» Set problem: Leave out the pictures and repeat the rest of the material exactly.

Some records

— Start —

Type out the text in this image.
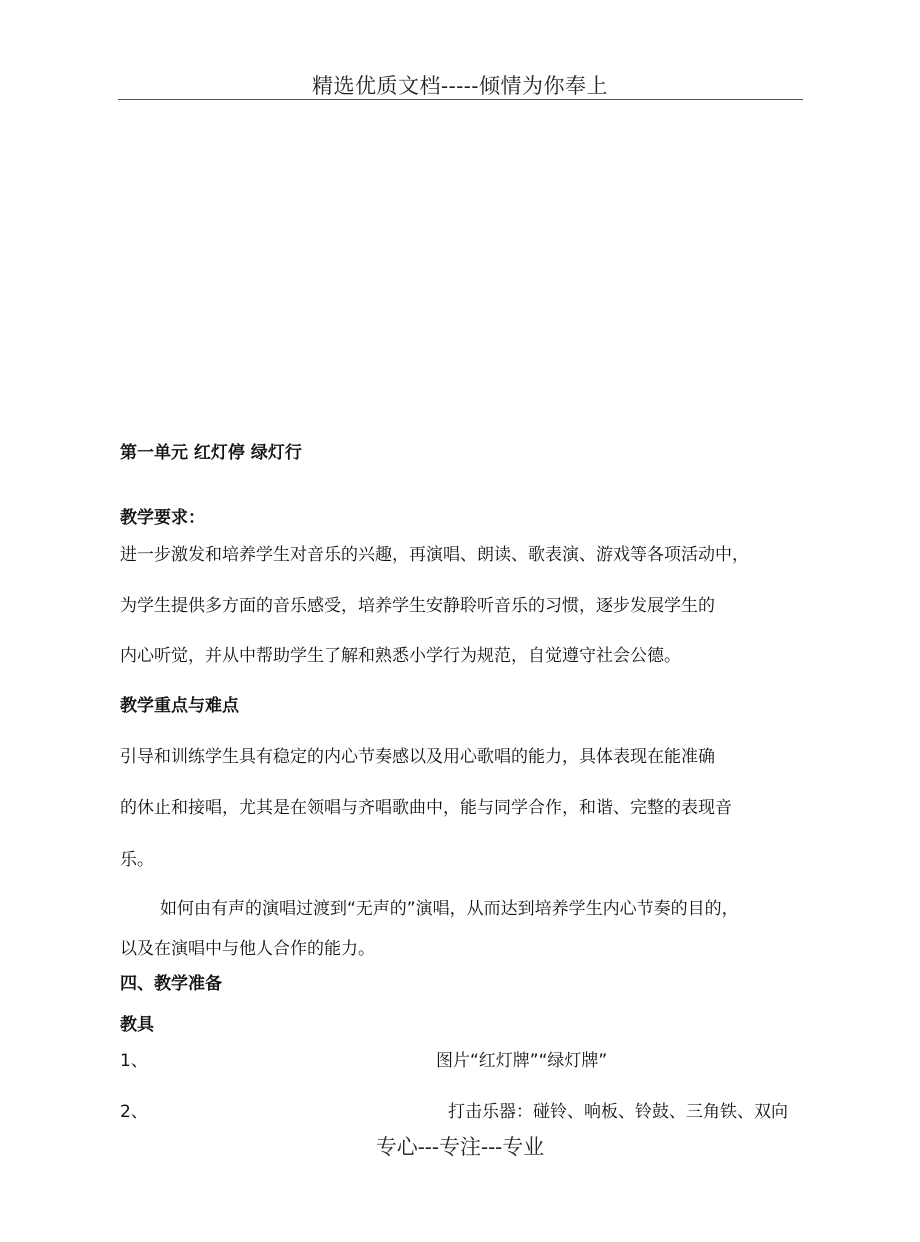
精选优质文档-----倾情为你奉上
第一单元 红灯停 绿灯行
教学要求：
进一步激发和培养学生对音乐的兴趣，再演唱、朗读、歌表演、游戏等各项活动中，
为学生提供多方面的音乐感受，培养学生安静聆听音乐的习惯，逐步发展学生的
内心听觉，并从中帮助学生了解和熟悉小学行为规范，自觉遵守社会公德。
教学重点与难点
引导和训练学生具有稳定的内心节奏感以及用心歌唱的能力，具体表现在能准确
的休止和接唱，尤其是在领唱与齐唱歌曲中，能与同学合作，和谐、完整的表现音
乐。
如何由有声的演唱过渡到“无声的”演唱，从而达到培养学生内心节奏的目的，
以及在演唱中与他人合作的能力。
四、教学准备
教具
1、	图片“红灯牌”“绿灯牌”
2、	打击乐器：碰铃、响板、铃鼓、三角铁、双向
专心---专注---专业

— End —

» Solution to the exercise:
Type out the text in this image.
精选优质文档-----倾情为你奉上
第一单元 红灯停 绿灯行
教学要求：
进一步激发和培养学生对音乐的兴趣，再演唱、朗读、歌表演、游戏等各项活动中，
为学生提供多方面的音乐感受，培养学生安静聆听音乐的习惯，逐步发展学生的
内心听觉，并从中帮助学生了解和熟悉小学行为规范，自觉遵守社会公德。
教学重点与难点
引导和训练学生具有稳定的内心节奏感以及用心歌唱的能力，具体表现在能准确
的休止和接唱，尤其是在领唱与齐唱歌曲中，能与同学合作，和谐、完整的表现音
乐。
如何由有声的演唱过渡到“无声的”演唱，从而达到培养学生内心节奏的目的，
以及在演唱中与他人合作的能力。
四、教学准备
教具
1、	图片“红灯牌”“绿灯牌”
2、	打击乐器：碰铃、响板、铃鼓、三角铁、双向
专心---专注---专业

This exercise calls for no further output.